[Stored data]
--------------------------------------------------
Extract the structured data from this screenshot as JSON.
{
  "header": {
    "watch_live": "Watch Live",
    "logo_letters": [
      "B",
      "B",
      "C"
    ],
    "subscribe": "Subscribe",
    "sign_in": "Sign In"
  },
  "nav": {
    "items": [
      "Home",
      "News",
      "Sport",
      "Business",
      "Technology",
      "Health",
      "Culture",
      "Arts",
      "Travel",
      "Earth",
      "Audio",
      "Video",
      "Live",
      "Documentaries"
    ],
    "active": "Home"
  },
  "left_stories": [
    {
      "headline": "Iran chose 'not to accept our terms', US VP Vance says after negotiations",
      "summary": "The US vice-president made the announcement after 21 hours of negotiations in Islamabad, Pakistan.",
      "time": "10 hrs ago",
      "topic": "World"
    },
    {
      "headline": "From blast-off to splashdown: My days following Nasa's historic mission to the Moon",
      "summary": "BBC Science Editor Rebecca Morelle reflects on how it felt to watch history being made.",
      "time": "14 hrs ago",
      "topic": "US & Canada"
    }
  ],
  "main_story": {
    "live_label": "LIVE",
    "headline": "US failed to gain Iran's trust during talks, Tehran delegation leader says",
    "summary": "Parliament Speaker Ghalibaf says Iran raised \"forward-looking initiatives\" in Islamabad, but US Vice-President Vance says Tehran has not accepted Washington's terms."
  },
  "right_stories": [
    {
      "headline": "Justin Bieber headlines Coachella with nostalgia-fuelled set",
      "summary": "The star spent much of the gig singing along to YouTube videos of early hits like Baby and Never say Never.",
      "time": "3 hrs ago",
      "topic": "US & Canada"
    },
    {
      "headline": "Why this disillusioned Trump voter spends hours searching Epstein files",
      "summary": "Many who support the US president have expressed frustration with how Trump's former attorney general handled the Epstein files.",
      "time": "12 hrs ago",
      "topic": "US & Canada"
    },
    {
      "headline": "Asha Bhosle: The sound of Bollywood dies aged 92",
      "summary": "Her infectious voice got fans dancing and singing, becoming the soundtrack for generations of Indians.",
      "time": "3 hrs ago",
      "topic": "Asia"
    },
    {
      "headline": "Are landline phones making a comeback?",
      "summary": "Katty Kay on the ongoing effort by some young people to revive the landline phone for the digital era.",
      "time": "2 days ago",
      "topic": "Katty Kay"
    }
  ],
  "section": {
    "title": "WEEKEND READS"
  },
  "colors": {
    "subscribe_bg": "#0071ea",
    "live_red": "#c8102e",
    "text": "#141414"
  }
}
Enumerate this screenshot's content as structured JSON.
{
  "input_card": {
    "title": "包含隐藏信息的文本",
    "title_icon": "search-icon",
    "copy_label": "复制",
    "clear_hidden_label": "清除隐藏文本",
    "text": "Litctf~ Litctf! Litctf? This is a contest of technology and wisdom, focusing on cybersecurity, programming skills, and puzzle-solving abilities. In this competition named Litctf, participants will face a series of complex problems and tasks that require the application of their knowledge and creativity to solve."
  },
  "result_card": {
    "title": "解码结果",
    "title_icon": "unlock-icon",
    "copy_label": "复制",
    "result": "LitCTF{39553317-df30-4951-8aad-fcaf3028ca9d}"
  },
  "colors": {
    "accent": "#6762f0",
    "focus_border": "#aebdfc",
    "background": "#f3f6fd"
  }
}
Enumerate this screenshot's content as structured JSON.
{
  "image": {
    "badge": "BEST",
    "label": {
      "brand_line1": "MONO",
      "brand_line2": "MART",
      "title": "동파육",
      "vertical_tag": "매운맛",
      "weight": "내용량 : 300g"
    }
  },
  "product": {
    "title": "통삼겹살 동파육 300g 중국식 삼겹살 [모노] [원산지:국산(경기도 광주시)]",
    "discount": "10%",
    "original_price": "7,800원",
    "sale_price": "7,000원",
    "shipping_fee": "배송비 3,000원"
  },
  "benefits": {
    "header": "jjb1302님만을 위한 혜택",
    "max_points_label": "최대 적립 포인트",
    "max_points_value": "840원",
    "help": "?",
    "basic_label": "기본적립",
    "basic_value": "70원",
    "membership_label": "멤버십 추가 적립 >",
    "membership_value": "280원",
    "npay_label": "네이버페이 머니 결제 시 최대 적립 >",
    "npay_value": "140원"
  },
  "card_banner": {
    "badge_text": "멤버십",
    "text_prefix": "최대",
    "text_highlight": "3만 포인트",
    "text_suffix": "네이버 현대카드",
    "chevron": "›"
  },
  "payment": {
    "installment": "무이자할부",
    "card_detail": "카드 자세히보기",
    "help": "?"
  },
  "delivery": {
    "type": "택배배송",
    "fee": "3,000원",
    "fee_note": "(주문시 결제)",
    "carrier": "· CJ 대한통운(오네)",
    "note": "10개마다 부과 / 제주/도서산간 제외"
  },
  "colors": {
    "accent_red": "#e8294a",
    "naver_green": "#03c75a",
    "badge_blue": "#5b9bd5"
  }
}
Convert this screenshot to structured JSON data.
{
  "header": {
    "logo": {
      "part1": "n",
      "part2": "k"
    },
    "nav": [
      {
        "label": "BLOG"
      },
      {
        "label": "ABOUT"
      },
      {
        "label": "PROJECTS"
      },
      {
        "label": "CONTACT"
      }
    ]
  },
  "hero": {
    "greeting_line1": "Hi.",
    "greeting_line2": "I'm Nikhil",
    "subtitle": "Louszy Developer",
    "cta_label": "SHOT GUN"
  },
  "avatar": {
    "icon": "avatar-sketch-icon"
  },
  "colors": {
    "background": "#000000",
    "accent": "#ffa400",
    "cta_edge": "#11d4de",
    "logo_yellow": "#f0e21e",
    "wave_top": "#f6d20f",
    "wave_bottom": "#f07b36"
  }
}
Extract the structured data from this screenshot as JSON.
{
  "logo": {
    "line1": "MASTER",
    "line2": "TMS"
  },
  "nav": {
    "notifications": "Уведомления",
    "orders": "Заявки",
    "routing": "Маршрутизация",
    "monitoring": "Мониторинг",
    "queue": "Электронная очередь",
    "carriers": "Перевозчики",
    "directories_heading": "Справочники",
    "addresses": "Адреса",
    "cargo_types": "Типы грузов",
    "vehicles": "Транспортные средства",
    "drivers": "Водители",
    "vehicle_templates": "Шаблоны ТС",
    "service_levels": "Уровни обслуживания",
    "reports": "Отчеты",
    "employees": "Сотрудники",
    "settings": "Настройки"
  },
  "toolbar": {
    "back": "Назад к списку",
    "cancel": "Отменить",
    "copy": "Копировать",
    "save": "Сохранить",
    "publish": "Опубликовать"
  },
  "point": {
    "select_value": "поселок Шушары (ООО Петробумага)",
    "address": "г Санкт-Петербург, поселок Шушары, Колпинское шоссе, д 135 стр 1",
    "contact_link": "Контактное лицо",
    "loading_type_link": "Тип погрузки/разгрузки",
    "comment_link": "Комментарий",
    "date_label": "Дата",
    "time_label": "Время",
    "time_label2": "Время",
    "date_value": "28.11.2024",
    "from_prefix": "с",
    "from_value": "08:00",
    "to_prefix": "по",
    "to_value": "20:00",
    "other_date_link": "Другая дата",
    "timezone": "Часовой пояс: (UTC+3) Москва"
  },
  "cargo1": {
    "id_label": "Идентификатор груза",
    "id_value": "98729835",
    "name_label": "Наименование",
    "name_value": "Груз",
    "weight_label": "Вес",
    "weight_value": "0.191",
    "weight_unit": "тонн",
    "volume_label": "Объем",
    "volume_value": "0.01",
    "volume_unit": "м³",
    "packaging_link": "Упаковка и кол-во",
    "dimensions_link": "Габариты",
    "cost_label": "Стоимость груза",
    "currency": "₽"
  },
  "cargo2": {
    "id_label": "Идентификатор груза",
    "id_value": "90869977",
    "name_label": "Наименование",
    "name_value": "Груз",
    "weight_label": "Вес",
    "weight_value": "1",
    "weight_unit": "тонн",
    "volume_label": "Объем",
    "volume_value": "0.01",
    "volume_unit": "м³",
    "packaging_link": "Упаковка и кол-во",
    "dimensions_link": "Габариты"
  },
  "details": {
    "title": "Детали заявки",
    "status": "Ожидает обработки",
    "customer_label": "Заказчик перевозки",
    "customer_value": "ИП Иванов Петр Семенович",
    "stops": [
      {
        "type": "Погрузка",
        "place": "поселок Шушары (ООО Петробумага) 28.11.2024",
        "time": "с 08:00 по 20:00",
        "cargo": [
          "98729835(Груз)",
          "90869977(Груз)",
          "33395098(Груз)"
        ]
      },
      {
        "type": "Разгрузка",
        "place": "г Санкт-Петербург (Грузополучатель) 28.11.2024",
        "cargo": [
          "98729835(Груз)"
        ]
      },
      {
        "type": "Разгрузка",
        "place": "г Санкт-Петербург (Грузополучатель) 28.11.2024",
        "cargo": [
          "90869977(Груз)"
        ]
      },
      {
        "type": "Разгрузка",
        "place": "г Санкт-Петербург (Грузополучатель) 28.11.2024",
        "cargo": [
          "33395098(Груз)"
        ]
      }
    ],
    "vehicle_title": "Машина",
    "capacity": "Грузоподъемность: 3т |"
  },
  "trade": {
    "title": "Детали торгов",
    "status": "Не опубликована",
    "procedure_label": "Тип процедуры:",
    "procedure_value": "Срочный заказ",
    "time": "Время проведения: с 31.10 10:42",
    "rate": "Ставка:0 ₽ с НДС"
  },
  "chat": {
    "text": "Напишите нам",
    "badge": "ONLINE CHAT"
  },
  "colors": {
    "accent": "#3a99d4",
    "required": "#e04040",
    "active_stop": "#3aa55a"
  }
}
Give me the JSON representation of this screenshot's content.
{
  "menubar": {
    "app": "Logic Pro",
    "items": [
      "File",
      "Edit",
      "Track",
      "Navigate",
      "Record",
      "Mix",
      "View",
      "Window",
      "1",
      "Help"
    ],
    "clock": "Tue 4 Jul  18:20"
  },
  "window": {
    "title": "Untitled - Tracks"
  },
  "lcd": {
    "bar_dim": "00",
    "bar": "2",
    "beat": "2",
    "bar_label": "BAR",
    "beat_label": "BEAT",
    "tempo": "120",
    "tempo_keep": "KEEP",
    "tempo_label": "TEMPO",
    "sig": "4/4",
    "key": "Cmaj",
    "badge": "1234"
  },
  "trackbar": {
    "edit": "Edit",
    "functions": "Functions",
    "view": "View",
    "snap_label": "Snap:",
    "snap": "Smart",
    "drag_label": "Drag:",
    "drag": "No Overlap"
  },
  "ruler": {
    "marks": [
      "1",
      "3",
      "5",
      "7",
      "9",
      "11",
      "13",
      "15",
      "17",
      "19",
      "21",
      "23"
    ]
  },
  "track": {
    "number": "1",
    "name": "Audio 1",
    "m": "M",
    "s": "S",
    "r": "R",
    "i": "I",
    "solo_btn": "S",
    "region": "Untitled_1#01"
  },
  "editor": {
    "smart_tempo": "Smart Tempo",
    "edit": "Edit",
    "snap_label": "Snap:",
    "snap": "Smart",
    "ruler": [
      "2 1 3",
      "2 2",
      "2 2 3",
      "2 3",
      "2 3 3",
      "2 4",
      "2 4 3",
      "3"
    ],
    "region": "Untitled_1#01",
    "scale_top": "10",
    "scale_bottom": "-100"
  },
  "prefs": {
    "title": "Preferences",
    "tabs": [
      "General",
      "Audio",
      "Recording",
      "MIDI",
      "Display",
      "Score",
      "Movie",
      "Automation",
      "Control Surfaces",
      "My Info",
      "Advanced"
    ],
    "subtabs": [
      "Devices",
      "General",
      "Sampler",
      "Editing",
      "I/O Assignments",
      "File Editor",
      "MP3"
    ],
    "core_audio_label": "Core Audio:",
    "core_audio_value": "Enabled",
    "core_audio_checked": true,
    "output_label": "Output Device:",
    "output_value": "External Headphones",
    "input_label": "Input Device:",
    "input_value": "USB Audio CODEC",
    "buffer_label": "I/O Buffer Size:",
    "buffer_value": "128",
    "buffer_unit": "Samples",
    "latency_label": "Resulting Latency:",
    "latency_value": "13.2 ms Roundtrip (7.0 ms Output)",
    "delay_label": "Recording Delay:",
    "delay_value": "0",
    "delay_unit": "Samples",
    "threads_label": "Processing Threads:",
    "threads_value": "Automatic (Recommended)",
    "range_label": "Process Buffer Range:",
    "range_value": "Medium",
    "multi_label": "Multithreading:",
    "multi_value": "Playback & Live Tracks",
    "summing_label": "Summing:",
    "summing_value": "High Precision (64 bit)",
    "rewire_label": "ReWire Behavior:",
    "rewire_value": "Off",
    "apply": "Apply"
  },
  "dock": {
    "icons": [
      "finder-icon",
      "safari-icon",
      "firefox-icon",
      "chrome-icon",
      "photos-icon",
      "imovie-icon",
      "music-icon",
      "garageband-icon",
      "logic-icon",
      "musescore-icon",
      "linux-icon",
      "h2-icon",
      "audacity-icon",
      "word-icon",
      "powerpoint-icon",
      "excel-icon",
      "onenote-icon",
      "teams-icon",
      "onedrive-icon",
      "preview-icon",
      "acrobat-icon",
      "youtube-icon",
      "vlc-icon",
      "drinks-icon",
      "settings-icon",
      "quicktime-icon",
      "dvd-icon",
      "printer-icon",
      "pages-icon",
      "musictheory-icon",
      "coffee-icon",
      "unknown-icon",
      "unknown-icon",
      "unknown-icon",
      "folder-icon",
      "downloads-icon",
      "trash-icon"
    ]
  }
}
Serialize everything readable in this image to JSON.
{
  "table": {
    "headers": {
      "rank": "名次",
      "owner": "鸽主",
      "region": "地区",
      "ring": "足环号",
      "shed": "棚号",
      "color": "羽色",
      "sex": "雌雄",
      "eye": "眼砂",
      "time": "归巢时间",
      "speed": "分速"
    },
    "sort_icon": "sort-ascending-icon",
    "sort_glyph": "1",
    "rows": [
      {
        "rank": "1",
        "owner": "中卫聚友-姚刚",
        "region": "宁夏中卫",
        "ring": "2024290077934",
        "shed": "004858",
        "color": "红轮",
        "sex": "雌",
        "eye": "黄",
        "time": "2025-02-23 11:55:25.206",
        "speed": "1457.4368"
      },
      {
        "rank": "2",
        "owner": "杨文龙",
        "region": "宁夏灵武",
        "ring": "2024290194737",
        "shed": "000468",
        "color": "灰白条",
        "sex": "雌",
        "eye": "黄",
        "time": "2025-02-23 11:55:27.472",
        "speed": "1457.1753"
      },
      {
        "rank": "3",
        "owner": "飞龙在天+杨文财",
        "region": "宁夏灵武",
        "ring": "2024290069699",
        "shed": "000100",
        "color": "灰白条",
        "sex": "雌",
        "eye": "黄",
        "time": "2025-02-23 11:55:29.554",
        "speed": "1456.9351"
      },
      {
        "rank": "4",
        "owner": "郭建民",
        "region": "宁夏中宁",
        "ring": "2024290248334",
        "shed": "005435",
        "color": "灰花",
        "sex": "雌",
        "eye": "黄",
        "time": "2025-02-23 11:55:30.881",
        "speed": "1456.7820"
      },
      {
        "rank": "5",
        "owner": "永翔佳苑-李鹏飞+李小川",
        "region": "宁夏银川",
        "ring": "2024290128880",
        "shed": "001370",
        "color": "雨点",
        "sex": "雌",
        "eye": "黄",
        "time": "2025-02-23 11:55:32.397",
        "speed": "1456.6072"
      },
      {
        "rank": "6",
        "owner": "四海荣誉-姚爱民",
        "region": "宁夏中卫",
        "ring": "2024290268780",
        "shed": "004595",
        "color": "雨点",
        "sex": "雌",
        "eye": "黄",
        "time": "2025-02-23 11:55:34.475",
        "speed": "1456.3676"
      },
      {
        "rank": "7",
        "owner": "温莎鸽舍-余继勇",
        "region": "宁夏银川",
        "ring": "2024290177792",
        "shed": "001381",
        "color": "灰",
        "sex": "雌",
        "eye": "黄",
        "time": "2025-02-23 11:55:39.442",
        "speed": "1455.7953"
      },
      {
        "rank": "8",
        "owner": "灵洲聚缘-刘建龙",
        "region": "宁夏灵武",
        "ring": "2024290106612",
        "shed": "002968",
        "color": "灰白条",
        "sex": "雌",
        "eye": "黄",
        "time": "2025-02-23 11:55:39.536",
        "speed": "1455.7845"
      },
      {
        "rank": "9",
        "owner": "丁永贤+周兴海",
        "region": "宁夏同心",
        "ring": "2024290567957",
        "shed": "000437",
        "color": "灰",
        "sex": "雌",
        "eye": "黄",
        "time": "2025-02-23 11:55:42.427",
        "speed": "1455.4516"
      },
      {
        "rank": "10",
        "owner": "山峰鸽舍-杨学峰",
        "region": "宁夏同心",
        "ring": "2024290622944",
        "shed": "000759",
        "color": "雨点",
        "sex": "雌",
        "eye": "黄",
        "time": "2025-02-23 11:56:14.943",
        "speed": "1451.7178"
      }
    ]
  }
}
--------------------------------------------------
→ **Work to complete**: Find the word "Iran" in the data and show each line that holds it.

→ **Response to the task**:
      "headline": "Iran chose 'not to accept our terms', US VP Vance says after negotiations",
    "headline": "US failed to gain Iran's trust during talks, Tehran delegation leader says",
    "summary": "Parliament Speaker Ghalibaf says Iran raised \"forward-looking initiatives\" in Islamabad, but US Vice-President Vance says Tehran has not accepted Washington's terms."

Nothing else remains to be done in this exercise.